> _PROBLEM DETAILS_
Each entry must appear again exactly as it does in the source.

> _SUPPLIED MATERIAL_
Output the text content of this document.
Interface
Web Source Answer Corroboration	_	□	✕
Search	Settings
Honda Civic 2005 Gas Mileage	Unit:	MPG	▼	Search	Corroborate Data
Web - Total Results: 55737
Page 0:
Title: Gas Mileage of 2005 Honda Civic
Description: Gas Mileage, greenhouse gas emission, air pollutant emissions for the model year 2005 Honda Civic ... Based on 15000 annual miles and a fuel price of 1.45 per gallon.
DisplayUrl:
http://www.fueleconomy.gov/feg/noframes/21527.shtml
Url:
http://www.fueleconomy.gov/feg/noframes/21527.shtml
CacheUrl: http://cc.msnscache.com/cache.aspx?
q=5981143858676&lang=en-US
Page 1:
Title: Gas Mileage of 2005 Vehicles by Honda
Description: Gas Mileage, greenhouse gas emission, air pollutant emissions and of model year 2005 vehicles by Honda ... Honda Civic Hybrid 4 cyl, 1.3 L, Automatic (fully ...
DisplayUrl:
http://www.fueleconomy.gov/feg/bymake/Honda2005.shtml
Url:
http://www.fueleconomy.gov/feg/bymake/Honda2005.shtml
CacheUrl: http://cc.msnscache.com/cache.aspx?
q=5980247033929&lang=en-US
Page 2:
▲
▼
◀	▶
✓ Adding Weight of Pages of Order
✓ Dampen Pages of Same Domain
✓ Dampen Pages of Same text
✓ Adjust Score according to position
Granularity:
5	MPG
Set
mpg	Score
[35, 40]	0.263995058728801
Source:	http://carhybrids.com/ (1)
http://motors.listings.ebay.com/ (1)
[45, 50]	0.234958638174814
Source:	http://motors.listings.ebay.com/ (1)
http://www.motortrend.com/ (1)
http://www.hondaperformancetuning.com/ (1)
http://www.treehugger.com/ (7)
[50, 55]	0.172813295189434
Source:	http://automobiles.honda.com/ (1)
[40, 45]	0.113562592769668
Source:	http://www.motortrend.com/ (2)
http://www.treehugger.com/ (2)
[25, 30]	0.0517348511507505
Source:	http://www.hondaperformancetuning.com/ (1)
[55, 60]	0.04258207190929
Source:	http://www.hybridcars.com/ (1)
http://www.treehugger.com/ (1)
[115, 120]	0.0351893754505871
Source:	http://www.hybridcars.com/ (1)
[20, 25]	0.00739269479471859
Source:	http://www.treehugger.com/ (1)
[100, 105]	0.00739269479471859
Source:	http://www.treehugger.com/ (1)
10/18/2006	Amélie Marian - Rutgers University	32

> _RESULT OF THE TASK_
Output the text content of this document.
Interface
Web Source Answer Corroboration	_	□	✕
Search	Settings
Honda Civic 2005 Gas Mileage	Unit:	MPG	▼	Search	Corroborate Data
Web - Total Results: 55737
Page 0:
Title: Gas Mileage of 2005 Honda Civic
Description: Gas Mileage, greenhouse gas emission, air pollutant emissions for the model year 2005 Honda Civic ... Based on 15000 annual miles and a fuel price of 1.45 per gallon.
DisplayUrl:
http://www.fueleconomy.gov/feg/noframes/21527.shtml
Url:
http://www.fueleconomy.gov/feg/noframes/21527.shtml
CacheUrl: http://cc.msnscache.com/cache.aspx?
q=5981143858676&lang=en-US
Page 1:
Title: Gas Mileage of 2005 Vehicles by Honda
Description: Gas Mileage, greenhouse gas emission, air pollutant emissions and of model year 2005 vehicles by Honda ... Honda Civic Hybrid 4 cyl, 1.3 L, Automatic (fully ...
DisplayUrl:
http://www.fueleconomy.gov/feg/bymake/Honda2005.shtml
Url:
http://www.fueleconomy.gov/feg/bymake/Honda2005.shtml
CacheUrl: http://cc.msnscache.com/cache.aspx?
q=5980247033929&lang=en-US
Page 2:
▲
▼
◀	▶
✓ Adding Weight of Pages of Order
✓ Dampen Pages of Same Domain
✓ Dampen Pages of Same text
✓ Adjust Score according to position
Granularity:
5	MPG
Set
mpg	Score
[35, 40]	0.263995058728801
Source:	http://carhybrids.com/ (1)
http://motors.listings.ebay.com/ (1)
[45, 50]	0.234958638174814
Source:	http://motors.listings.ebay.com/ (1)
http://www.motortrend.com/ (1)
http://www.hondaperformancetuning.com/ (1)
http://www.treehugger.com/ (7)
[50, 55]	0.172813295189434
Source:	http://automobiles.honda.com/ (1)
[40, 45]	0.113562592769668
Source:	http://www.motortrend.com/ (2)
http://www.treehugger.com/ (2)
[25, 30]	0.0517348511507505
Source:	http://www.hondaperformancetuning.com/ (1)
[55, 60]	0.04258207190929
Source:	http://www.hybridcars.com/ (1)
http://www.treehugger.com/ (1)
[115, 120]	0.0351893754505871
Source:	http://www.hybridcars.com/ (1)
[20, 25]	0.00739269479471859
Source:	http://www.treehugger.com/ (1)
[100, 105]	0.00739269479471859
Source:	http://www.treehugger.com/ (1)
10/18/2006	Amélie Marian - Rutgers University	32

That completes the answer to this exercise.